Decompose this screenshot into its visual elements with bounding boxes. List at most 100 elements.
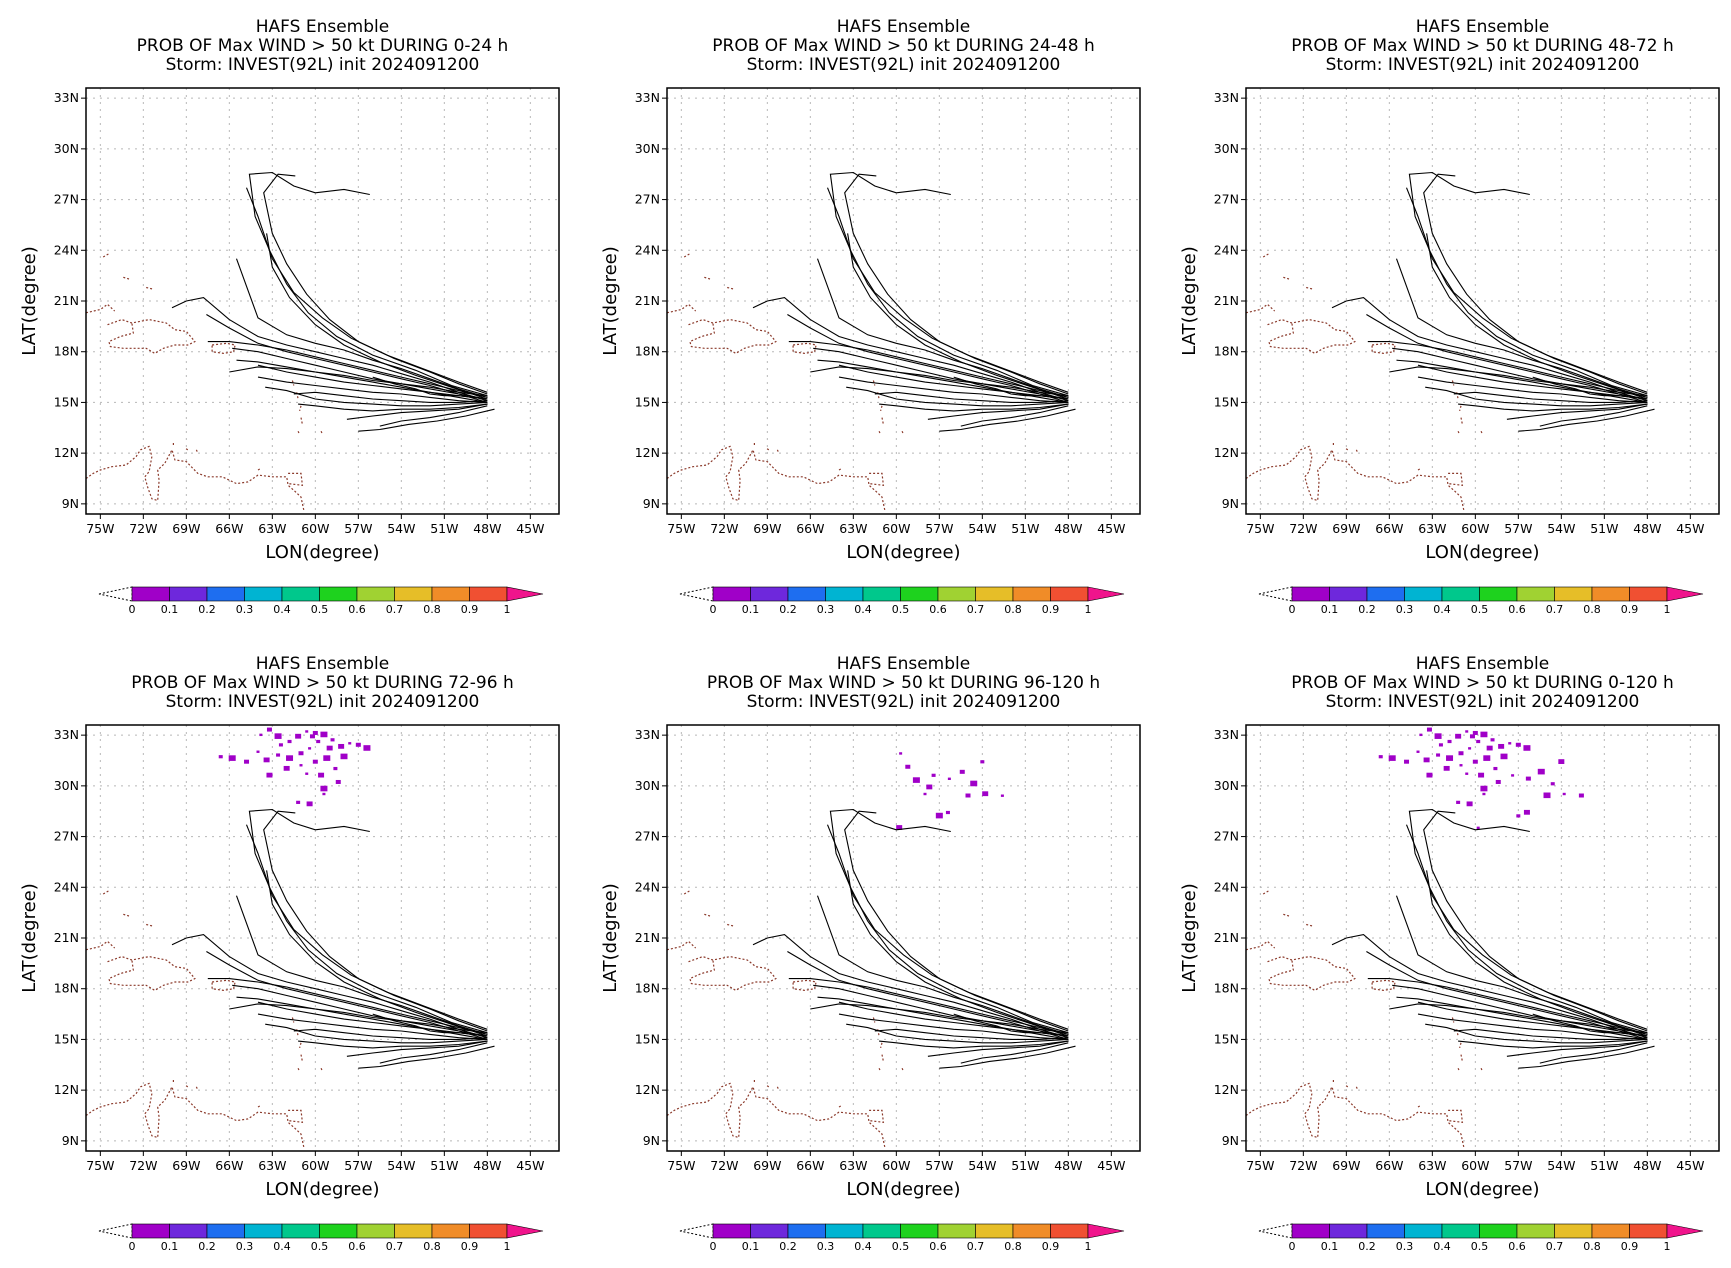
track-line [960, 405, 1069, 427]
colorbar-segment [787, 1223, 826, 1239]
panel-title-line-2: PROB OF Max WIND > 50 kt DURING 48-72 h [1291, 36, 1673, 56]
y-tick-label: 30N [635, 778, 660, 793]
x-tick-label: 51W [430, 521, 458, 536]
track-line [1417, 1013, 1648, 1040]
track-line [838, 1001, 1069, 1037]
y-tick-label: 12N [1214, 1082, 1239, 1097]
prob-patch [333, 766, 338, 771]
x-tick-label: 45W [1097, 1158, 1125, 1173]
colorbar-segment [750, 586, 789, 602]
prob-patch [1508, 742, 1512, 745]
track-line [293, 391, 488, 403]
x-axis-label: LON(degree) [1425, 1179, 1539, 1200]
coastline [1246, 940, 1276, 951]
prob-patch [312, 730, 318, 735]
y-tick-label: 9N [1222, 496, 1239, 511]
coastline [878, 1067, 882, 1072]
prob-patch [947, 777, 951, 780]
prob-patch [318, 772, 325, 778]
colorbar-tick-label: 0.1 [1321, 1240, 1339, 1253]
y-tick-label: 24N [635, 879, 660, 894]
coastline [872, 380, 876, 386]
track-line [1453, 1028, 1648, 1040]
y-tick-label: 27N [635, 829, 660, 844]
panel-title-line-3: Storm: INVEST(92L) init 2024091200 [747, 692, 1061, 712]
x-tick-label: 51W [1590, 521, 1618, 536]
colorbar-tick-label: 0 [710, 1240, 717, 1253]
colorbar-tick-label: 1 [1664, 1240, 1671, 1253]
prob-patch [1468, 747, 1472, 750]
x-tick-label: 60W [1461, 1158, 1489, 1173]
prob-patch [1465, 772, 1469, 775]
panel-title-line-1: HAFS Ensemble [256, 654, 389, 674]
coastline [1459, 405, 1462, 412]
y-tick-label: 27N [1214, 192, 1239, 207]
colorbar-lower-arrow [98, 586, 133, 602]
coastline [320, 430, 324, 435]
prob-patch [355, 742, 361, 747]
prob-patch [1378, 755, 1383, 759]
colorbar-tick-label: 0.9 [1621, 1240, 1639, 1253]
prob-patch [363, 745, 371, 751]
prob-patch [323, 755, 331, 761]
colorbar-segment [1050, 586, 1089, 602]
colorbar-segment [206, 586, 245, 602]
coastline [776, 1086, 780, 1091]
prob-patch [228, 755, 236, 761]
coastline [288, 1109, 304, 1123]
track-line [1392, 984, 1648, 1037]
track-line [813, 347, 1069, 400]
x-tick-label: 45W [1097, 521, 1125, 536]
coastline [880, 405, 883, 412]
colorbar-segment [1291, 586, 1330, 602]
map-content [1246, 171, 1655, 511]
colorbar: 0 0.1 0.2 0.3 0.4 0.5 0.6 0.7 0.8 0.9 1 [679, 1223, 1125, 1253]
panel-title-line-2: PROB OF Max WIND > 50 kt DURING 72-96 h [131, 673, 513, 693]
track-line [346, 1040, 488, 1057]
colorbar-segment [1366, 1223, 1405, 1239]
map-content [86, 727, 495, 1148]
track-line [927, 1040, 1069, 1057]
y-tick-label: 27N [54, 829, 79, 844]
track-line [1392, 347, 1648, 400]
coastline [872, 1017, 876, 1023]
track-line [787, 951, 1069, 1040]
prob-patch [263, 757, 270, 763]
colorbar-tick-label: 0.4 [273, 603, 291, 616]
colorbar-tick-label: 0.5 [892, 603, 910, 616]
y-tick-label: 18N [54, 981, 79, 996]
coastline [1355, 449, 1359, 454]
coastline [86, 940, 116, 951]
colorbar-segment [356, 1223, 395, 1239]
panel-title-line-3: Storm: INVEST(92L) init 2024091200 [1326, 55, 1640, 75]
prob-patch [309, 734, 315, 739]
track-line [838, 376, 1069, 403]
colorbar-tick-label: 0.9 [1042, 603, 1060, 616]
x-tick-label: 63W [839, 521, 867, 536]
colorbar-tick-label: 0 [129, 603, 136, 616]
coastline [901, 1067, 905, 1072]
prob-patch [959, 769, 965, 774]
prob-patch [1493, 766, 1498, 771]
coastline [683, 890, 691, 895]
colorbar-tick-label: 0.8 [423, 1240, 441, 1253]
prob-patch [1459, 764, 1463, 767]
track-line [1367, 341, 1648, 398]
coastline [102, 253, 110, 258]
x-tick-label: 75W [1246, 521, 1274, 536]
coastline [1460, 417, 1463, 425]
colorbar-segment [1591, 1223, 1630, 1239]
prob-patch [278, 743, 283, 747]
coastline [869, 472, 885, 486]
colorbar-tick-label: 0.4 [1433, 1240, 1451, 1253]
y-tick-label: 12N [54, 445, 79, 460]
colorbar-segment [712, 586, 751, 602]
y-tick-label: 30N [1214, 778, 1239, 793]
panel-title-line-2: PROB OF Max WIND > 50 kt DURING 96-120 h [707, 673, 1100, 693]
prob-patch [1578, 793, 1584, 798]
coastline [102, 890, 110, 895]
x-tick-label: 69W [172, 521, 200, 536]
colorbar-tick-label: 0.5 [311, 603, 329, 616]
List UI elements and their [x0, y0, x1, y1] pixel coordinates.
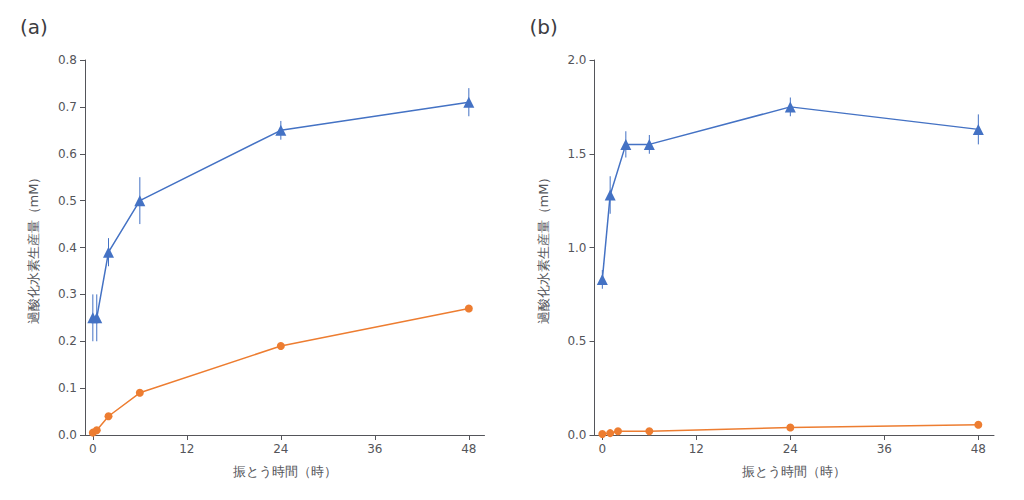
svg-text:0.5: 0.5	[567, 334, 586, 348]
svg-text:0.8: 0.8	[58, 53, 77, 67]
svg-text:48: 48	[971, 442, 986, 456]
svg-text:過酸化水素生産量（mM）: 過酸化水素生産量（mM）	[26, 171, 41, 325]
svg-text:12: 12	[179, 442, 194, 456]
svg-text:(b): (b)	[530, 15, 558, 39]
svg-text:36: 36	[367, 442, 382, 456]
svg-text:振とう時間（時）: 振とう時間（時）	[233, 464, 337, 479]
svg-text:0.0: 0.0	[58, 428, 77, 442]
svg-text:0.7: 0.7	[58, 100, 77, 114]
svg-text:12: 12	[689, 442, 704, 456]
svg-text:2.0: 2.0	[567, 53, 586, 67]
svg-text:0.3: 0.3	[58, 287, 77, 301]
svg-text:0: 0	[89, 442, 97, 456]
svg-text:0.5: 0.5	[58, 194, 77, 208]
svg-text:24: 24	[783, 442, 798, 456]
svg-text:1.5: 1.5	[567, 147, 586, 161]
svg-text:0: 0	[599, 442, 607, 456]
svg-text:過酸化水素生産量（mM）: 過酸化水素生産量（mM）	[536, 171, 551, 325]
svg-text:0.4: 0.4	[58, 241, 77, 255]
svg-text:1.0: 1.0	[567, 241, 586, 255]
svg-text:36: 36	[877, 442, 892, 456]
svg-text:0.6: 0.6	[58, 147, 77, 161]
svg-text:24: 24	[273, 442, 288, 456]
svg-text:(a): (a)	[20, 15, 48, 39]
svg-text:0.0: 0.0	[567, 428, 586, 442]
svg-text:48: 48	[461, 442, 476, 456]
svg-text:0.2: 0.2	[58, 334, 77, 348]
svg-text:0.1: 0.1	[58, 381, 77, 395]
svg-text:振とう時間（時）: 振とう時間（時）	[742, 464, 846, 479]
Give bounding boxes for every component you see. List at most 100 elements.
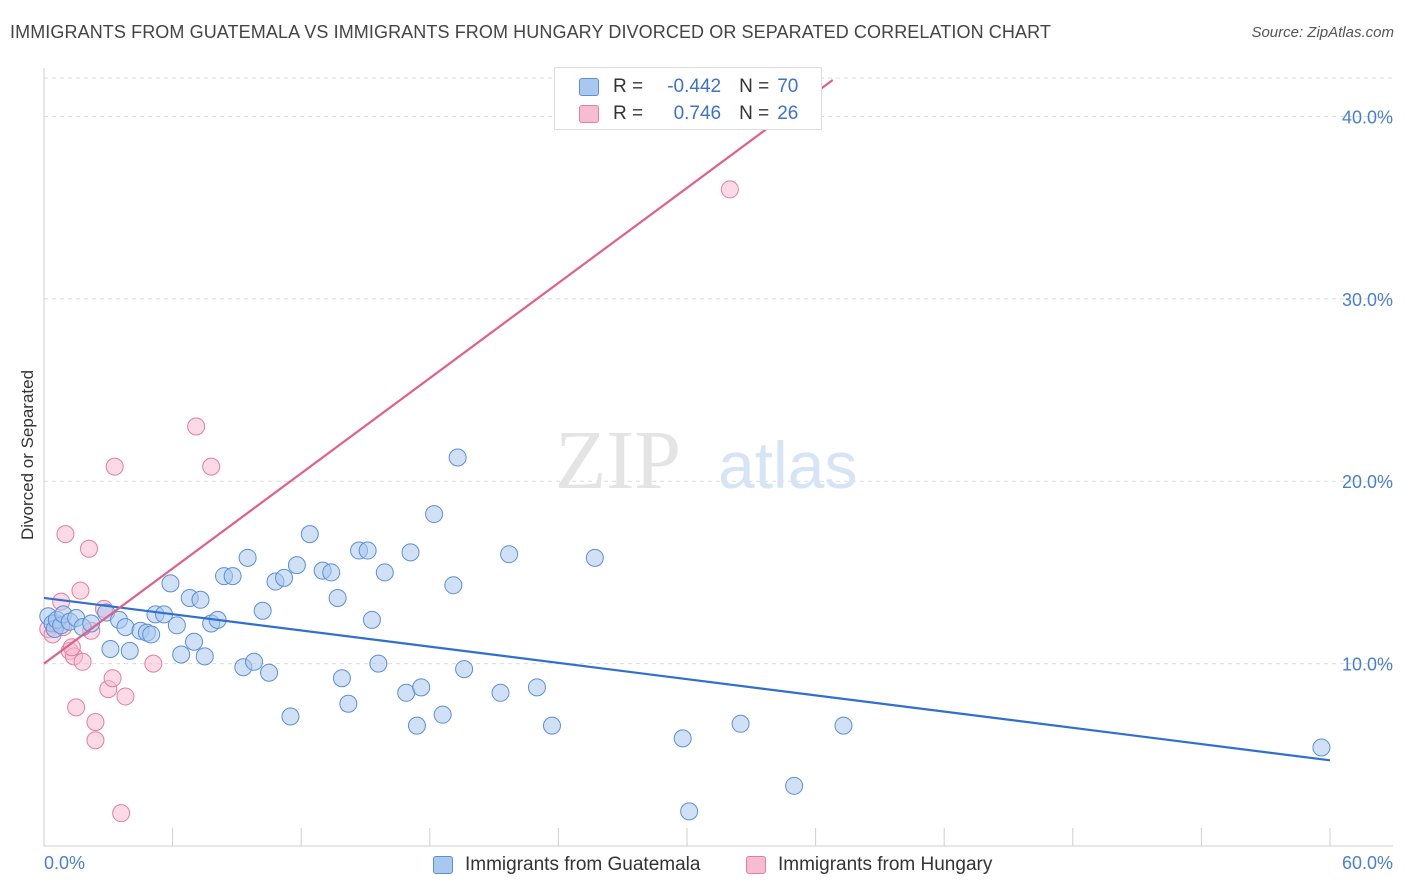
guatemala-point xyxy=(253,601,272,620)
hungary-legend-swatch xyxy=(746,856,766,874)
series-guatemala-points xyxy=(39,448,1331,821)
guatemala-point xyxy=(433,705,452,724)
guatemala-point xyxy=(834,716,853,735)
guatemala-legend-swatch xyxy=(433,856,453,874)
guatemala-point xyxy=(585,548,604,567)
hungary-point xyxy=(116,687,135,706)
hungary-point xyxy=(67,698,86,717)
guatemala-point xyxy=(260,663,279,682)
guatemala-point xyxy=(322,563,341,582)
y-tick-label: 40.0% xyxy=(1342,107,1393,127)
guatemala-point xyxy=(116,618,135,637)
hungary-point xyxy=(86,731,105,750)
n-label: N = xyxy=(739,76,770,97)
stats-legend: R = -0.442 N = 70 R = 0.746 N = 26 xyxy=(554,67,822,130)
guatemala-point xyxy=(167,616,186,635)
y-tick-label: 20.0% xyxy=(1342,472,1393,492)
guatemala-point xyxy=(275,568,294,587)
guatemala-point xyxy=(120,641,139,660)
legend-item-hungary: Immigrants from Hungary xyxy=(746,852,992,878)
guatemala-point xyxy=(339,694,358,713)
guatemala-point xyxy=(161,574,180,593)
guatemala-point xyxy=(300,525,319,544)
hungary-point xyxy=(720,180,739,199)
guatemala-point xyxy=(287,556,306,575)
hungary-n-value: 26 xyxy=(777,103,799,124)
r-label: R = xyxy=(613,76,644,97)
guatemala-point xyxy=(397,683,416,702)
guatemala-point xyxy=(527,678,546,697)
guatemala-point xyxy=(238,548,257,567)
guatemala-point xyxy=(444,576,463,595)
guatemala-point xyxy=(542,716,561,735)
guatemala-point xyxy=(731,714,750,733)
x-tick-label-min: 0.0% xyxy=(44,853,85,873)
axes xyxy=(43,68,1393,847)
hungary-point xyxy=(112,804,131,823)
hungary-point xyxy=(71,581,90,600)
guatemala-point xyxy=(101,640,120,659)
guatemala-point xyxy=(375,563,394,582)
hungary-trend-line xyxy=(43,79,834,665)
hungary-swatch xyxy=(579,105,599,123)
guatemala-point xyxy=(328,588,347,607)
y-tick-label: 30.0% xyxy=(1342,290,1393,310)
stats-row-guatemala: R = -0.442 N = 70 xyxy=(579,74,798,100)
guatemala-point xyxy=(191,590,210,609)
guatemala-point xyxy=(680,802,699,821)
watermark-atlas: atlas xyxy=(718,428,857,502)
y-tick-labels: 10.0% 20.0% 30.0% 40.0% xyxy=(1342,107,1393,674)
guatemala-point xyxy=(185,632,204,651)
guatemala-point xyxy=(369,654,388,673)
guatemala-point xyxy=(245,652,264,671)
x-tick-label-max: 60.0% xyxy=(1342,853,1393,873)
guatemala-point xyxy=(195,647,214,666)
hungary-point xyxy=(105,457,124,476)
guatemala-trend-line xyxy=(43,596,1331,762)
guatemala-point xyxy=(401,543,420,562)
guatemala-point xyxy=(500,545,519,564)
guatemala-point xyxy=(785,776,804,795)
hungary-point xyxy=(62,638,81,657)
hungary-point xyxy=(202,457,221,476)
guatemala-point xyxy=(407,716,426,735)
hungary-point xyxy=(187,417,206,436)
guatemala-swatch xyxy=(579,78,599,96)
guatemala-legend-label: Immigrants from Guatemala xyxy=(465,854,701,875)
hungary-point xyxy=(103,669,122,688)
hungary-point xyxy=(56,525,75,544)
hungary-point xyxy=(144,654,163,673)
guatemala-point xyxy=(358,541,377,560)
watermark: ZIP atlas xyxy=(555,414,857,507)
guatemala-point xyxy=(412,678,431,697)
guatemala-point xyxy=(332,669,351,688)
guatemala-point xyxy=(425,505,444,524)
guatemala-r-value: -0.442 xyxy=(667,76,722,97)
guatemala-point xyxy=(673,729,692,748)
chart-title: IMMIGRANTS FROM GUATEMALA VS IMMIGRANTS … xyxy=(10,22,1051,42)
hungary-r-value: 0.746 xyxy=(673,103,722,124)
hungary-point xyxy=(80,539,99,558)
legend-item-guatemala: Immigrants from Guatemala xyxy=(433,852,700,878)
guatemala-point xyxy=(491,683,510,702)
guatemala-point xyxy=(142,625,161,644)
stats-row-hungary: R = 0.746 N = 26 xyxy=(579,101,798,127)
y-tick-label: 10.0% xyxy=(1342,655,1393,675)
watermark-zip: ZIP xyxy=(555,414,681,507)
hungary-legend-label: Immigrants from Hungary xyxy=(778,854,993,875)
trend-lines xyxy=(43,79,1331,762)
x-ticks xyxy=(43,828,1331,846)
guatemala-n-value: 70 xyxy=(777,76,799,97)
guatemala-point xyxy=(448,448,467,467)
guatemala-point xyxy=(172,645,191,664)
r-label: R = xyxy=(613,103,644,124)
guatemala-point xyxy=(1312,738,1331,757)
hungary-point xyxy=(73,652,92,671)
guatemala-point xyxy=(455,660,474,679)
hungary-point xyxy=(86,712,105,731)
guatemala-point xyxy=(281,707,300,726)
source-label: Source: ZipAtlas.com xyxy=(1251,24,1394,41)
n-label: N = xyxy=(739,103,770,124)
guatemala-point xyxy=(223,567,242,586)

###

Reproduce the records above character for character, taking everything from the line that contains "334, 586, 348]" down to the line that contains "Give bounding boxes", with both of those lines included.

svg-text:0.5: 0.5	[567, 334, 586, 348]
svg-text:0.8: 0.8	[58, 53, 77, 67]
svg-text:48: 48	[971, 442, 986, 456]
svg-text:過酸化水素生産量（mM）: 過酸化水素生産量（mM）	[26, 171, 41, 325]
svg-text:12: 12	[179, 442, 194, 456]
svg-text:(b): (b)	[530, 15, 558, 39]
svg-text:36: 36	[367, 442, 382, 456]
svg-text:振とう時間（時）: 振とう時間（時）	[233, 464, 337, 479]
svg-text:0.0: 0.0	[58, 428, 77, 442]
svg-text:0.7: 0.7	[58, 100, 77, 114]
svg-text:12: 12	[689, 442, 704, 456]
svg-text:2.0: 2.0	[567, 53, 586, 67]
svg-text:0.3: 0.3	[58, 287, 77, 301]
svg-text:0: 0	[89, 442, 97, 456]
svg-text:0.5: 0.5	[58, 194, 77, 208]
svg-text:24: 24	[783, 442, 798, 456]
svg-text:1.5: 1.5	[567, 147, 586, 161]
svg-text:0: 0	[599, 442, 607, 456]
svg-text:過酸化水素生産量（mM）: 過酸化水素生産量（mM）	[536, 171, 551, 325]
svg-text:0.4: 0.4	[58, 241, 77, 255]
svg-text:1.0: 1.0	[567, 241, 586, 255]
svg-text:36: 36	[877, 442, 892, 456]
svg-text:0.6: 0.6	[58, 147, 77, 161]
svg-text:24: 24	[273, 442, 288, 456]
svg-text:(a): (a)	[20, 15, 48, 39]
svg-text:0.0: 0.0	[567, 428, 586, 442]
svg-text:48: 48	[461, 442, 476, 456]
svg-text:0.2: 0.2	[58, 334, 77, 348]
svg-text:0.1: 0.1	[58, 381, 77, 395]
svg-text:振とう時間（時）: 振とう時間（時）	[742, 464, 846, 479]
Give bounding boxes for every component you see. List at most 100 elements.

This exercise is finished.